Below is some material; set it all down exactly, apart from the pictures.

## Supplied material

--- begin ---

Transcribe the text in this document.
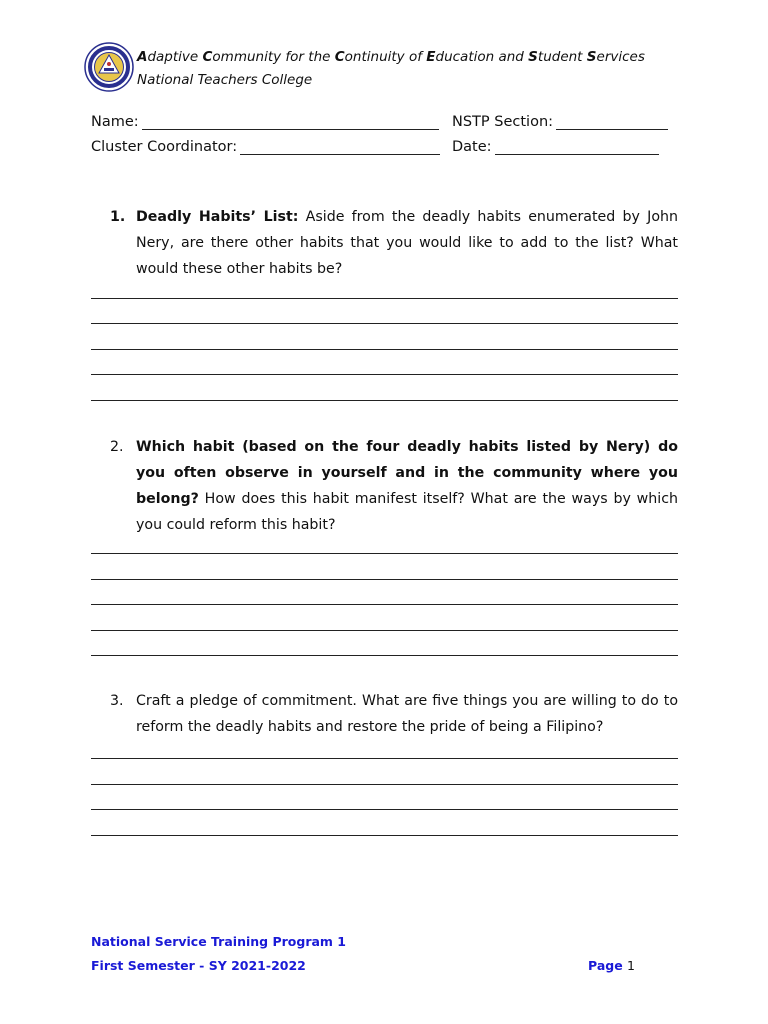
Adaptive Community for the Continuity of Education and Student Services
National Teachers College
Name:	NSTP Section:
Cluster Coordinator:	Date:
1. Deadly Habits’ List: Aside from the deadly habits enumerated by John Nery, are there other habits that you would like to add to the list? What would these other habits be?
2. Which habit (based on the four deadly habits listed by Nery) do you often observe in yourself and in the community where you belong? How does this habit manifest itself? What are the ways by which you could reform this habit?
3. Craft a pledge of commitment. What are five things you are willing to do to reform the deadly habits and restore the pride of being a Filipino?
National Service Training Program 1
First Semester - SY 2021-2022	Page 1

--- end ---

## Worked answer
Transcribe the text in this document.
Adaptive Community for the Continuity of Education and Student Services
National Teachers College
Name:	NSTP Section:
Cluster Coordinator:	Date:
1. Deadly Habits’ List: Aside from the deadly habits enumerated by John Nery, are there other habits that you would like to add to the list? What would these other habits be?
2. Which habit (based on the four deadly habits listed by Nery) do you often observe in yourself and in the community where you belong? How does this habit manifest itself? What are the ways by which you could reform this habit?
3. Craft a pledge of commitment. What are five things you are willing to do to reform the deadly habits and restore the pride of being a Filipino?
National Service Training Program 1
First Semester - SY 2021-2022	Page 1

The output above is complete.